--- Start Records for this exercise ---

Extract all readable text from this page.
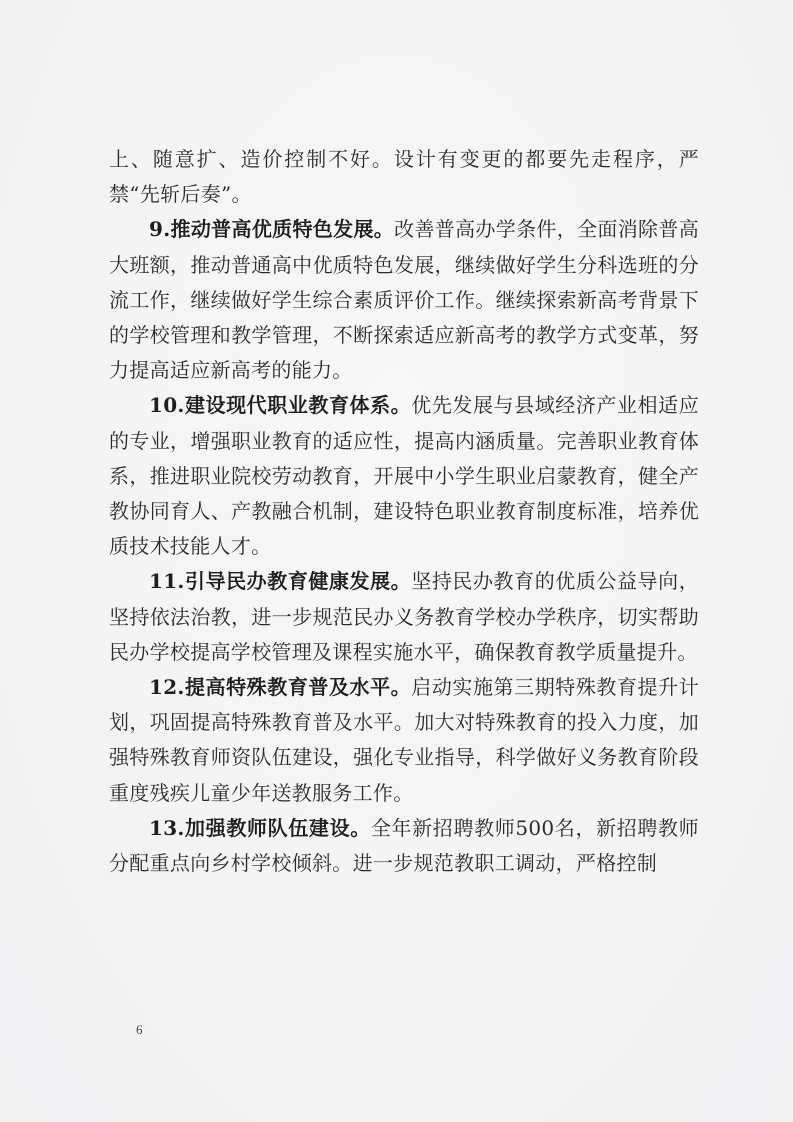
上、随意扩、造价控制不好。设计有变更的都要先走程序，严禁“先斩后奏”。

9.推动普高优质特色发展。改善普高办学条件，全面消除普高大班额，推动普通高中优质特色发展，继续做好学生分科选班的分流工作，继续做好学生综合素质评价工作。继续探索新高考背景下的学校管理和教学管理，不断探索适应新高考的教学方式变革，努力提高适应新高考的能力。

10.建设现代职业教育体系。优先发展与县域经济产业相适应的专业，增强职业教育的适应性，提高内涵质量。完善职业教育体系，推进职业院校劳动教育，开展中小学生职业启蒙教育，健全产教协同育人、产教融合机制，建设特色职业教育制度标准，培养优质技术技能人才。

11.引导民办教育健康发展。坚持民办教育的优质公益导向，坚持依法治教，进一步规范民办义务教育学校办学秩序，切实帮助民办学校提高学校管理及课程实施水平，确保教育教学质量提升。

12.提高特殊教育普及水平。启动实施第三期特殊教育提升计划，巩固提高特殊教育普及水平。加大对特殊教育的投入力度，加强特殊教育师资队伍建设，强化专业指导，科学做好义务教育阶段重度残疾儿童少年送教服务工作。

13.加强教师队伍建设。全年新招聘教师500名，新招聘教师分配重点向乡村学校倾斜。进一步规范教职工调动，严格控制

6
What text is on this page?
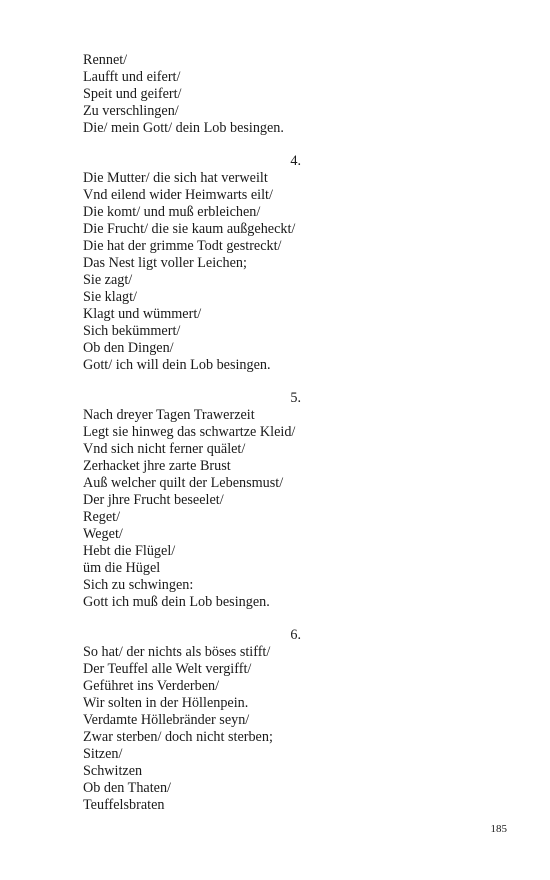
Rennet/
Laufft und eifert/
Speit und geifert/
Zu verschlingen/
Die/ mein Gott/ dein Lob besingen.
4.
Die Mutter/ die sich hat verweilt
Vnd eilend wider Heimwarts eilt/
Die komt/ und muß erbleichen/
Die Frucht/ die sie kaum außgeheckt/
Die hat der grimme Todt gestreckt/
Das Nest ligt voller Leichen;
Sie zagt/
Sie klagt/
Klagt und wümmert/
Sich bekümmert/
Ob den Dingen/
Gott/ ich will dein Lob besingen.
5.
Nach dreyer Tagen Trawerzeit
Legt sie hinweg das schwartze Kleid/
Vnd sich nicht ferner quälet/
Zerhacket jhre zarte Brust
Auß welcher quilt der Lebensmust/
Der jhre Frucht beseelet/
Reget/
Weget/
Hebt die Flügel/
üm die Hügel
Sich zu schwingen:
Gott ich muß dein Lob besingen.
6.
So hat/ der nichts als böses stifft/
Der Teuffel alle Welt vergifft/
Geführet ins Verderben/
Wir solten in der Höllenpein.
Verdamte Höllebränder seyn/
Zwar sterben/ doch nicht sterben;
Sitzen/
Schwitzen
Ob den Thaten/
Teuffelsbraten
185
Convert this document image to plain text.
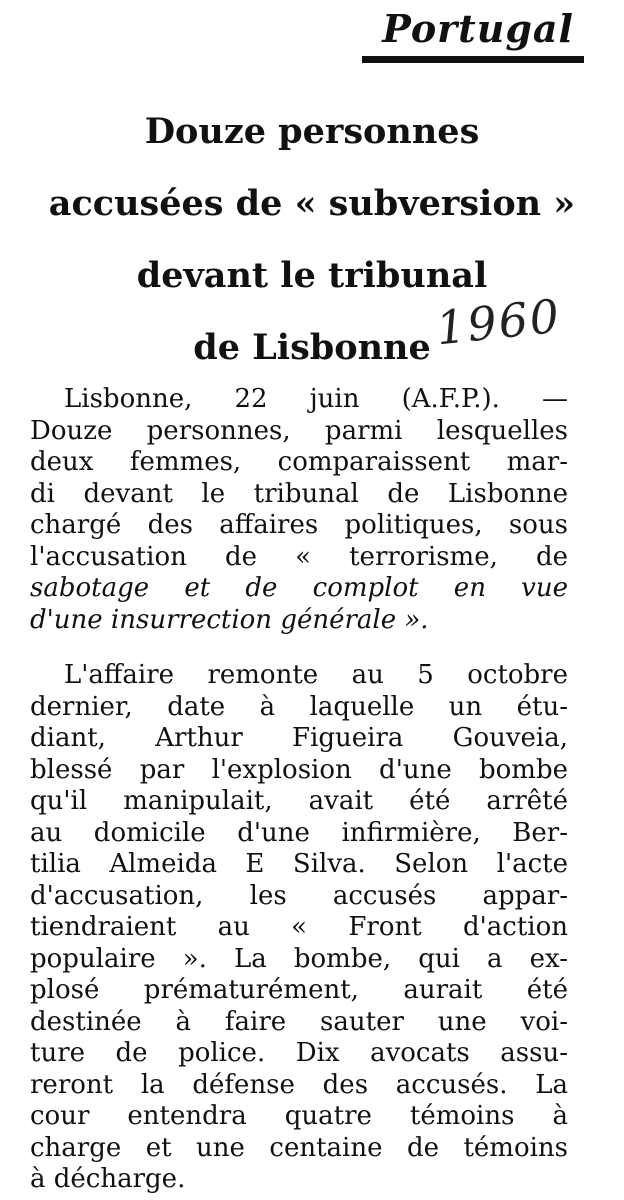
Portugal
Douze personnes
accusées de « subversion »
devant le tribunal
de Lisbonne 1960
Lisbonne, 22 juin (A.F.P.). —
Douze personnes, parmi lesquelles
deux femmes, comparaissent mar-
di devant le tribunal de Lisbonne
chargé des affaires politiques, sous
l'accusation de « terrorisme, de
sabotage et de complot en vue
d'une insurrection générale ».
L'affaire remonte au 5 octobre
dernier, date à laquelle un étu-
diant, Arthur Figueira Gouveia,
blessé par l'explosion d'une bombe
qu'il manipulait, avait été arrêté
au domicile d'une infirmière, Ber-
tilia Almeida E Silva. Selon l'acte
d'accusation, les accusés appar-
tiendraient au « Front d'action
populaire ». La bombe, qui a ex-
plosé prématurément, aurait été
destinée à faire sauter une voi-
ture de police. Dix avocats assu-
reront la défense des accusés. La
cour entendra quatre témoins à
charge et une centaine de témoins
à décharge.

--- End Records for this exercise ---

_Directive_
Repeat the preceding records precisely, and leave every picture out of the copy.

_Result of this task_
Extract all readable text from this page.
上、随意扩、造价控制不好。设计有变更的都要先走程序，严禁“先斩后奏”。

9.推动普高优质特色发展。改善普高办学条件，全面消除普高大班额，推动普通高中优质特色发展，继续做好学生分科选班的分流工作，继续做好学生综合素质评价工作。继续探索新高考背景下的学校管理和教学管理，不断探索适应新高考的教学方式变革，努力提高适应新高考的能力。

10.建设现代职业教育体系。优先发展与县域经济产业相适应的专业，增强职业教育的适应性，提高内涵质量。完善职业教育体系，推进职业院校劳动教育，开展中小学生职业启蒙教育，健全产教协同育人、产教融合机制，建设特色职业教育制度标准，培养优质技术技能人才。

11.引导民办教育健康发展。坚持民办教育的优质公益导向，坚持依法治教，进一步规范民办义务教育学校办学秩序，切实帮助民办学校提高学校管理及课程实施水平，确保教育教学质量提升。

12.提高特殊教育普及水平。启动实施第三期特殊教育提升计划，巩固提高特殊教育普及水平。加大对特殊教育的投入力度，加强特殊教育师资队伍建设，强化专业指导，科学做好义务教育阶段重度残疾儿童少年送教服务工作。

13.加强教师队伍建设。全年新招聘教师500名，新招聘教师分配重点向乡村学校倾斜。进一步规范教职工调动，严格控制

6
What text is on this page?
Rennet/
Laufft und eifert/
Speit und geifert/
Zu verschlingen/
Die/ mein Gott/ dein Lob besingen.
4.
Die Mutter/ die sich hat verweilt
Vnd eilend wider Heimwarts eilt/
Die komt/ und muß erbleichen/
Die Frucht/ die sie kaum außgeheckt/
Die hat der grimme Todt gestreckt/
Das Nest ligt voller Leichen;
Sie zagt/
Sie klagt/
Klagt und wümmert/
Sich bekümmert/
Ob den Dingen/
Gott/ ich will dein Lob besingen.
5.
Nach dreyer Tagen Trawerzeit
Legt sie hinweg das schwartze Kleid/
Vnd sich nicht ferner quälet/
Zerhacket jhre zarte Brust
Auß welcher quilt der Lebensmust/
Der jhre Frucht beseelet/
Reget/
Weget/
Hebt die Flügel/
üm die Hügel
Sich zu schwingen:
Gott ich muß dein Lob besingen.
6.
So hat/ der nichts als böses stifft/
Der Teuffel alle Welt vergifft/
Geführet ins Verderben/
Wir solten in der Höllenpein.
Verdamte Höllebränder seyn/
Zwar sterben/ doch nicht sterben;
Sitzen/
Schwitzen
Ob den Thaten/
Teuffelsbraten
185
Convert this document image to plain text.
Portugal
Douze personnes
accusées de « subversion »
devant le tribunal
de Lisbonne 1960
Lisbonne, 22 juin (A.F.P.). —
Douze personnes, parmi lesquelles
deux femmes, comparaissent mar-
di devant le tribunal de Lisbonne
chargé des affaires politiques, sous
l'accusation de « terrorisme, de
sabotage et de complot en vue
d'une insurrection générale ».
L'affaire remonte au 5 octobre
dernier, date à laquelle un étu-
diant, Arthur Figueira Gouveia,
blessé par l'explosion d'une bombe
qu'il manipulait, avait été arrêté
au domicile d'une infirmière, Ber-
tilia Almeida E Silva. Selon l'acte
d'accusation, les accusés appar-
tiendraient au « Front d'action
populaire ». La bombe, qui a ex-
plosé prématurément, aurait été
destinée à faire sauter une voi-
ture de police. Dix avocats assu-
reront la défense des accusés. La
cour entendra quatre témoins à
charge et une centaine de témoins
à décharge.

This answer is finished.